_Given request_
Give an exact copy of every line, leaving images out.

[Collection entries]
** START **
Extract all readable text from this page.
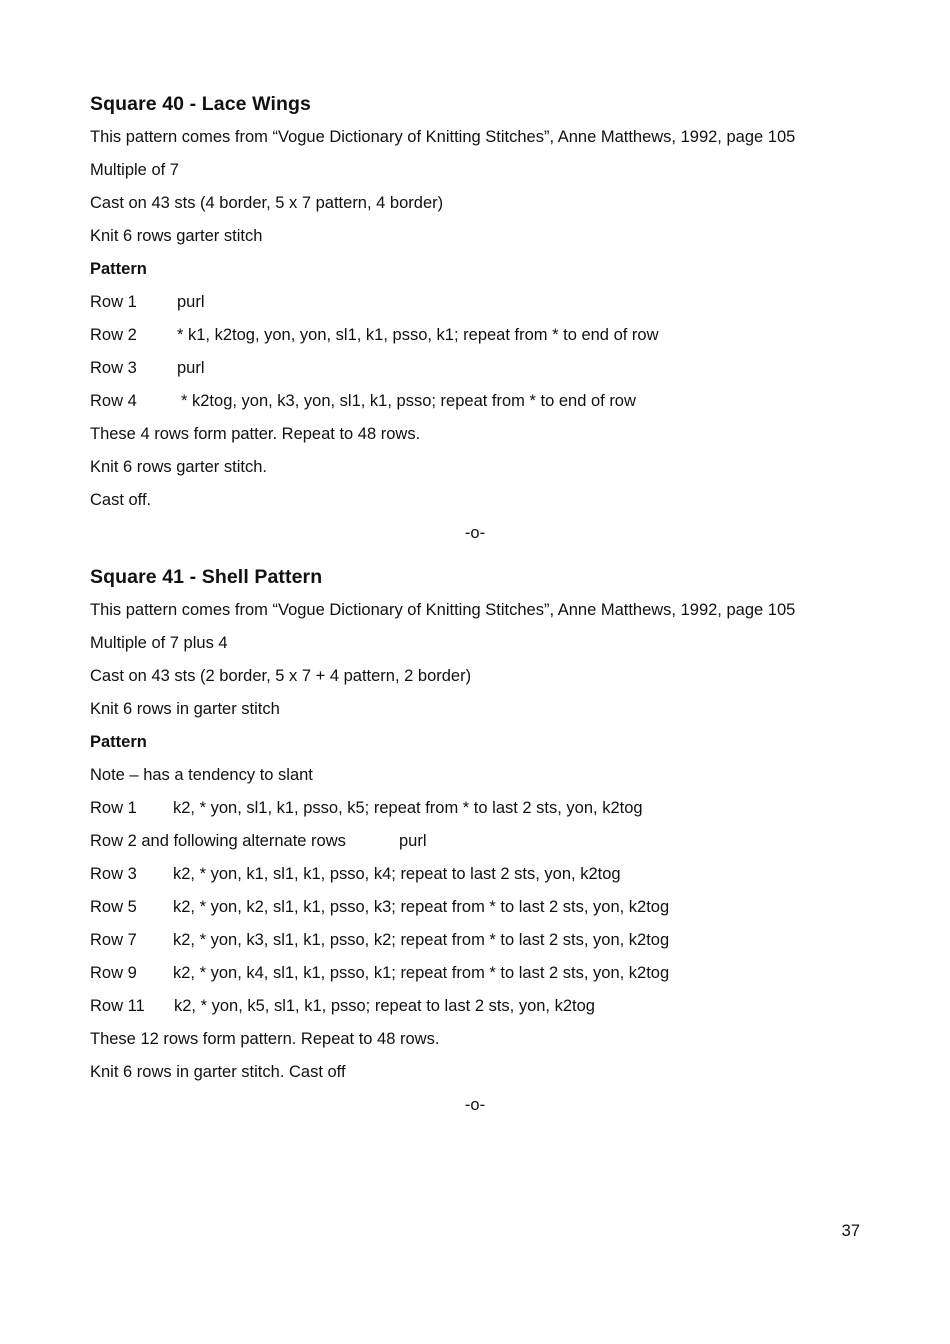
Square 40 - Lace Wings
This pattern comes from “Vogue Dictionary of Knitting Stitches”, Anne Matthews, 1992, page 105
Multiple of 7
Cast on 43 sts (4 border, 5 x 7 pattern, 4 border)
Knit 6 rows garter stitch
Pattern
Row 1 purl
Row 2 * k1, k2tog, yon, yon, sl1, k1, psso, k1; repeat from * to end of row
Row 3 purl
Row 4	* k2tog, yon, k3, yon, sl1, k1, psso; repeat from * to end of row
These 4 rows form patter. Repeat to 48 rows.
Knit 6 rows garter stitch.
Cast off.
-o-
Square 41 - Shell Pattern
This pattern comes from “Vogue Dictionary of Knitting Stitches”, Anne Matthews, 1992, page 105
Multiple of 7 plus 4
Cast on 43 sts (2 border, 5 x 7 + 4 pattern, 2 border)
Knit 6 rows in garter stitch
Pattern
Note – has a tendency to slant
Row 1 k2, * yon, sl1, k1, psso, k5; repeat from * to last 2 sts, yon, k2tog
Row 2 and following alternate rows	purl
Row 3 k2, * yon, k1, sl1, k1, psso, k4; repeat to last 2 sts, yon, k2tog
Row 5 k2, * yon, k2, sl1, k1, psso, k3; repeat from * to last 2 sts, yon, k2tog
Row 7 k2, * yon, k3, sl1, k1, psso, k2; repeat from * to last 2 sts, yon, k2tog
Row 9 k2, * yon, k4, sl1, k1, psso, k1; repeat from * to last 2 sts, yon, k2tog
Row 11 k2, * yon, k5, sl1, k1, psso; repeat to last 2 sts, yon, k2tog
These 12 rows form pattern. Repeat to 48 rows.
Knit 6 rows in garter stitch. Cast off
-o-
37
** END **
_Worked solution_
Extract all readable text from this page.
Square 40 - Lace Wings
This pattern comes from “Vogue Dictionary of Knitting Stitches”, Anne Matthews, 1992, page 105
Multiple of 7
Cast on 43 sts (4 border, 5 x 7 pattern, 4 border)
Knit 6 rows garter stitch
Pattern
Row 1 purl
Row 2 * k1, k2tog, yon, yon, sl1, k1, psso, k1; repeat from * to end of row
Row 3 purl
Row 4	* k2tog, yon, k3, yon, sl1, k1, psso; repeat from * to end of row
These 4 rows form patter. Repeat to 48 rows.
Knit 6 rows garter stitch.
Cast off.
-o-
Square 41 - Shell Pattern
This pattern comes from “Vogue Dictionary of Knitting Stitches”, Anne Matthews, 1992, page 105
Multiple of 7 plus 4
Cast on 43 sts (2 border, 5 x 7 + 4 pattern, 2 border)
Knit 6 rows in garter stitch
Pattern
Note – has a tendency to slant
Row 1 k2, * yon, sl1, k1, psso, k5; repeat from * to last 2 sts, yon, k2tog
Row 2 and following alternate rows	purl
Row 3 k2, * yon, k1, sl1, k1, psso, k4; repeat to last 2 sts, yon, k2tog
Row 5 k2, * yon, k2, sl1, k1, psso, k3; repeat from * to last 2 sts, yon, k2tog
Row 7 k2, * yon, k3, sl1, k1, psso, k2; repeat from * to last 2 sts, yon, k2tog
Row 9 k2, * yon, k4, sl1, k1, psso, k1; repeat from * to last 2 sts, yon, k2tog
Row 11 k2, * yon, k5, sl1, k1, psso; repeat to last 2 sts, yon, k2tog
These 12 rows form pattern. Repeat to 48 rows.
Knit 6 rows in garter stitch. Cast off
-o-
37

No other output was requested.